WHAT TO DO: Reproduce every entry that follows word for word, but omit the images.

LISTED RECORDS:

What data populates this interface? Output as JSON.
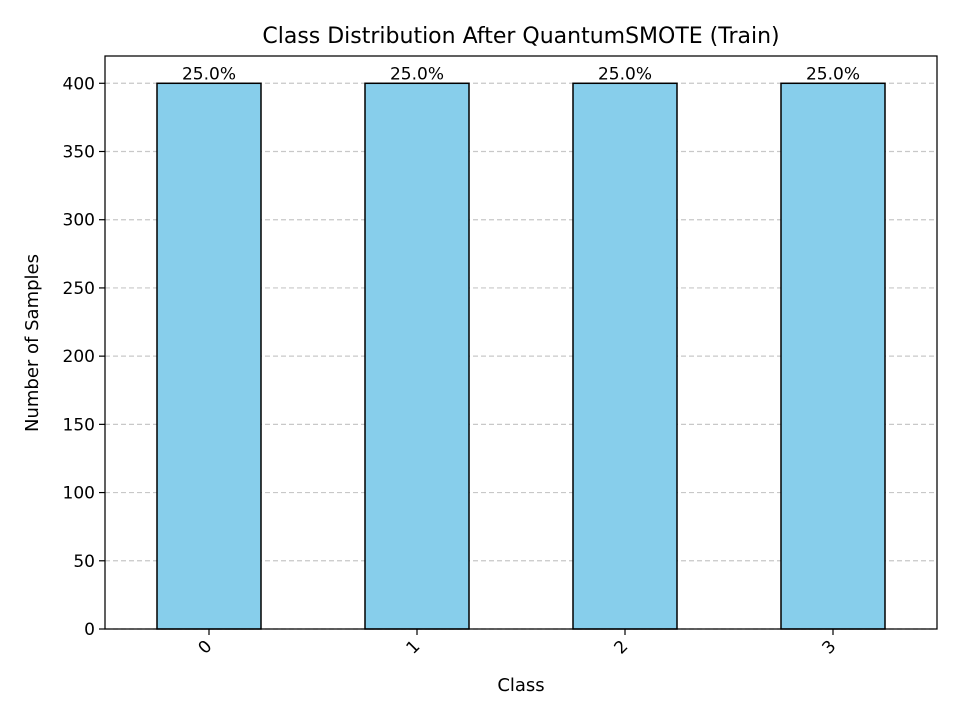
{
  "chart_data": {
    "type": "bar",
    "title": "Class Distribution After QuantumSMOTE (Train)",
    "xlabel": "Class",
    "ylabel": "Number of Samples",
    "categories": [
      "0",
      "1",
      "2",
      "3"
    ],
    "values": [
      400,
      400,
      400,
      400
    ],
    "data_labels": [
      "25.0%",
      "25.0%",
      "25.0%",
      "25.0%"
    ],
    "ylim": [
      0,
      420
    ],
    "yticks": [
      0,
      50,
      100,
      150,
      200,
      250,
      300,
      350,
      400
    ],
    "ytick_labels": [
      "0",
      "50",
      "100",
      "150",
      "200",
      "250",
      "300",
      "350",
      "400"
    ],
    "grid": {
      "axis": "y",
      "style": "dashed"
    },
    "colors": {
      "bar_fill": "#87ceeb",
      "bar_edge": "#000000",
      "grid": "#c8c8c8"
    }
  }
}
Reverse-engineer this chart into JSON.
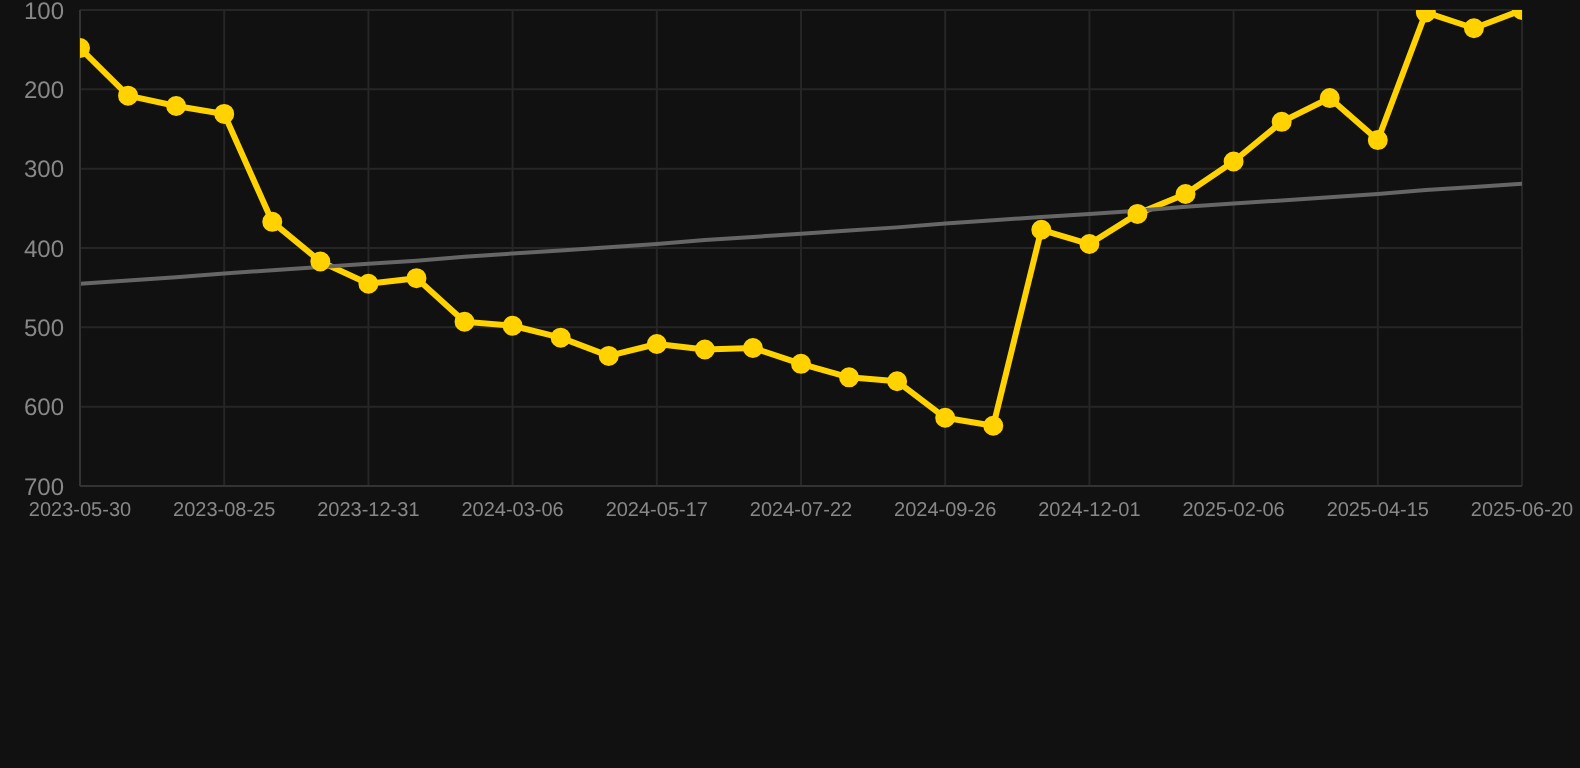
{
  "chart_data": {
    "type": "line",
    "categories": [
      "2023-05-30",
      null,
      null,
      "2023-08-25",
      null,
      null,
      "2023-12-31",
      null,
      null,
      "2024-03-06",
      null,
      null,
      "2024-05-17",
      null,
      null,
      "2024-07-22",
      null,
      null,
      "2024-09-26",
      null,
      null,
      "2024-12-01",
      null,
      null,
      "2025-02-06",
      null,
      null,
      "2025-04-15",
      null,
      null,
      "2025-06-20"
    ],
    "series": [
      {
        "color": "#ffd200",
        "values": [
          148,
          208,
          221,
          231,
          367,
          417,
          445,
          438,
          493,
          498,
          513,
          536,
          521,
          528,
          526,
          546,
          563,
          568,
          614,
          624,
          377,
          395,
          357,
          332,
          291,
          241,
          211,
          264,
          103,
          123,
          100
        ]
      },
      {
        "type": "line",
        "color": "#666666",
        "marker": "none",
        "values": [
          445,
          441,
          437,
          432,
          428,
          424,
          420,
          416,
          411,
          407,
          403,
          399,
          395,
          390,
          386,
          382,
          378,
          374,
          369,
          365,
          361,
          357,
          353,
          348,
          344,
          340,
          336,
          332,
          327,
          323,
          319
        ]
      }
    ],
    "ylim": [
      700,
      100
    ],
    "yticks": [
      100,
      200,
      300,
      400,
      500,
      600,
      700
    ],
    "grid": true,
    "marker": "circle",
    "legend": false
  }
}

THE REPLY:
What data populates this interface? Output as JSON.
{
  "chart_data": {
    "type": "bar",
    "title": "Class Distribution After QuantumSMOTE (Train)",
    "xlabel": "Class",
    "ylabel": "Number of Samples",
    "categories": [
      "0",
      "1",
      "2",
      "3"
    ],
    "values": [
      400,
      400,
      400,
      400
    ],
    "data_labels": [
      "25.0%",
      "25.0%",
      "25.0%",
      "25.0%"
    ],
    "ylim": [
      0,
      420
    ],
    "yticks": [
      0,
      50,
      100,
      150,
      200,
      250,
      300,
      350,
      400
    ],
    "ytick_labels": [
      "0",
      "50",
      "100",
      "150",
      "200",
      "250",
      "300",
      "350",
      "400"
    ],
    "grid": {
      "axis": "y",
      "style": "dashed"
    },
    "colors": {
      "bar_fill": "#87ceeb",
      "bar_edge": "#000000",
      "grid": "#c8c8c8"
    }
  }
}
Reverse-engineer this chart into JSON.
{
  "chart_data": {
    "type": "line",
    "categories": [
      "2023-05-30",
      null,
      null,
      "2023-08-25",
      null,
      null,
      "2023-12-31",
      null,
      null,
      "2024-03-06",
      null,
      null,
      "2024-05-17",
      null,
      null,
      "2024-07-22",
      null,
      null,
      "2024-09-26",
      null,
      null,
      "2024-12-01",
      null,
      null,
      "2025-02-06",
      null,
      null,
      "2025-04-15",
      null,
      null,
      "2025-06-20"
    ],
    "series": [
      {
        "color": "#ffd200",
        "values": [
          148,
          208,
          221,
          231,
          367,
          417,
          445,
          438,
          493,
          498,
          513,
          536,
          521,
          528,
          526,
          546,
          563,
          568,
          614,
          624,
          377,
          395,
          357,
          332,
          291,
          241,
          211,
          264,
          103,
          123,
          100
        ]
      },
      {
        "type": "line",
        "color": "#666666",
        "marker": "none",
        "values": [
          445,
          441,
          437,
          432,
          428,
          424,
          420,
          416,
          411,
          407,
          403,
          399,
          395,
          390,
          386,
          382,
          378,
          374,
          369,
          365,
          361,
          357,
          353,
          348,
          344,
          340,
          336,
          332,
          327,
          323,
          319
        ]
      }
    ],
    "ylim": [
      700,
      100
    ],
    "yticks": [
      100,
      200,
      300,
      400,
      500,
      600,
      700
    ],
    "grid": true,
    "marker": "circle",
    "legend": false
  }
}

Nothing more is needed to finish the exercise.